**Given request:** Print every entry exactly as written.

+ + + + + + +

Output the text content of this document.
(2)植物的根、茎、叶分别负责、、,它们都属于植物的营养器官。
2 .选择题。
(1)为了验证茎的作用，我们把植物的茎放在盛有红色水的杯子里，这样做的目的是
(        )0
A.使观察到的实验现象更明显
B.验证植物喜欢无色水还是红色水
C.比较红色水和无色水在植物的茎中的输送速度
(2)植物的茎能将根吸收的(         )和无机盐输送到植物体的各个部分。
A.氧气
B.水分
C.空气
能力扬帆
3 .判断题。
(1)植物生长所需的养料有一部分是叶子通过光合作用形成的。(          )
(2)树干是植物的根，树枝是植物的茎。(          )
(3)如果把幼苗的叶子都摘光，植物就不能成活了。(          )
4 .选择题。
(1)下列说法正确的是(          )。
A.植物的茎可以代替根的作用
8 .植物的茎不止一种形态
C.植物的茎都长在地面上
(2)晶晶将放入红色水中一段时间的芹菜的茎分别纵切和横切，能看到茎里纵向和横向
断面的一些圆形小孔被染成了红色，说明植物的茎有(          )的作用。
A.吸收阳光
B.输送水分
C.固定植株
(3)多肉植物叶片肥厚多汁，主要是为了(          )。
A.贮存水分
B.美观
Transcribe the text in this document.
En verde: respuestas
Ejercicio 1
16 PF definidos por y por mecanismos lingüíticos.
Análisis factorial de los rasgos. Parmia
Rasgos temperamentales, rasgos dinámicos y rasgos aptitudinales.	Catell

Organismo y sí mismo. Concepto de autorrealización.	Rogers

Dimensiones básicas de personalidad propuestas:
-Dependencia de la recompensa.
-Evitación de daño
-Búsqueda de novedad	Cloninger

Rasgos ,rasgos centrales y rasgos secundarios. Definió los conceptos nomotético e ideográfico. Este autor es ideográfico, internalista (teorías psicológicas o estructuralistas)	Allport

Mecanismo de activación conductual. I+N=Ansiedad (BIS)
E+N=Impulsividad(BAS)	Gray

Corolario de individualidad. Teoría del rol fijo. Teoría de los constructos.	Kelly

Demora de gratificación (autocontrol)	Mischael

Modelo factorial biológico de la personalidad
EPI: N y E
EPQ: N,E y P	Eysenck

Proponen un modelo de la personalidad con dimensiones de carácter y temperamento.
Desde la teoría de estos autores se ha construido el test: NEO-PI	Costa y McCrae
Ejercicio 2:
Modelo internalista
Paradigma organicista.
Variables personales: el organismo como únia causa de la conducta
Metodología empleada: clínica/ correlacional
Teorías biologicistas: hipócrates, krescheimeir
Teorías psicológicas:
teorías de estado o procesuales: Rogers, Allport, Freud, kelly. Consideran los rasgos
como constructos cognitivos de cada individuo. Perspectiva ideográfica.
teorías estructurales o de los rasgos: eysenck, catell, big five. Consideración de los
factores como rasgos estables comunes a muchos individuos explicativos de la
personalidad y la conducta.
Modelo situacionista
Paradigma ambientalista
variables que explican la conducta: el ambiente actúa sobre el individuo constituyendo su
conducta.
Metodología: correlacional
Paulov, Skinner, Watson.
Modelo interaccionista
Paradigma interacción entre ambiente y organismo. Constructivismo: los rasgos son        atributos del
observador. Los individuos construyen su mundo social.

+ + + + + + +

**Reply to the exercise:**
Output the text content of this document.
(2)植物的根、茎、叶分别负责、、,它们都属于植物的营养器官。
2 .选择题。
(1)为了验证茎的作用，我们把植物的茎放在盛有红色水的杯子里，这样做的目的是
(        )0
A.使观察到的实验现象更明显
B.验证植物喜欢无色水还是红色水
C.比较红色水和无色水在植物的茎中的输送速度
(2)植物的茎能将根吸收的(         )和无机盐输送到植物体的各个部分。
A.氧气
B.水分
C.空气
能力扬帆
3 .判断题。
(1)植物生长所需的养料有一部分是叶子通过光合作用形成的。(          )
(2)树干是植物的根，树枝是植物的茎。(          )
(3)如果把幼苗的叶子都摘光，植物就不能成活了。(          )
4 .选择题。
(1)下列说法正确的是(          )。
A.植物的茎可以代替根的作用
8 .植物的茎不止一种形态
C.植物的茎都长在地面上
(2)晶晶将放入红色水中一段时间的芹菜的茎分别纵切和横切，能看到茎里纵向和横向
断面的一些圆形小孔被染成了红色，说明植物的茎有(          )的作用。
A.吸收阳光
B.输送水分
C.固定植株
(3)多肉植物叶片肥厚多汁，主要是为了(          )。
A.贮存水分
B.美观
Transcribe the text in this document.
En verde: respuestas
Ejercicio 1
16 PF definidos por y por mecanismos lingüíticos.
Análisis factorial de los rasgos. Parmia
Rasgos temperamentales, rasgos dinámicos y rasgos aptitudinales.	Catell

Organismo y sí mismo. Concepto de autorrealización.	Rogers

Dimensiones básicas de personalidad propuestas:
-Dependencia de la recompensa.
-Evitación de daño
-Búsqueda de novedad	Cloninger

Rasgos ,rasgos centrales y rasgos secundarios. Definió los conceptos nomotético e ideográfico. Este autor es ideográfico, internalista (teorías psicológicas o estructuralistas)	Allport

Mecanismo de activación conductual. I+N=Ansiedad (BIS)
E+N=Impulsividad(BAS)	Gray

Corolario de individualidad. Teoría del rol fijo. Teoría de los constructos.	Kelly

Demora de gratificación (autocontrol)	Mischael

Modelo factorial biológico de la personalidad
EPI: N y E
EPQ: N,E y P	Eysenck

Proponen un modelo de la personalidad con dimensiones de carácter y temperamento.
Desde la teoría de estos autores se ha construido el test: NEO-PI	Costa y McCrae
Ejercicio 2:
Modelo internalista
Paradigma organicista.
Variables personales: el organismo como únia causa de la conducta
Metodología empleada: clínica/ correlacional
Teorías biologicistas: hipócrates, krescheimeir
Teorías psicológicas:
teorías de estado o procesuales: Rogers, Allport, Freud, kelly. Consideran los rasgos
como constructos cognitivos de cada individuo. Perspectiva ideográfica.
teorías estructurales o de los rasgos: eysenck, catell, big five. Consideración de los
factores como rasgos estables comunes a muchos individuos explicativos de la
personalidad y la conducta.
Modelo situacionista
Paradigma ambientalista
variables que explican la conducta: el ambiente actúa sobre el individuo constituyendo su
conducta.
Metodología: correlacional
Paulov, Skinner, Watson.
Modelo interaccionista
Paradigma interacción entre ambiente y organismo. Constructivismo: los rasgos son        atributos del
observador. Los individuos construyen su mundo social.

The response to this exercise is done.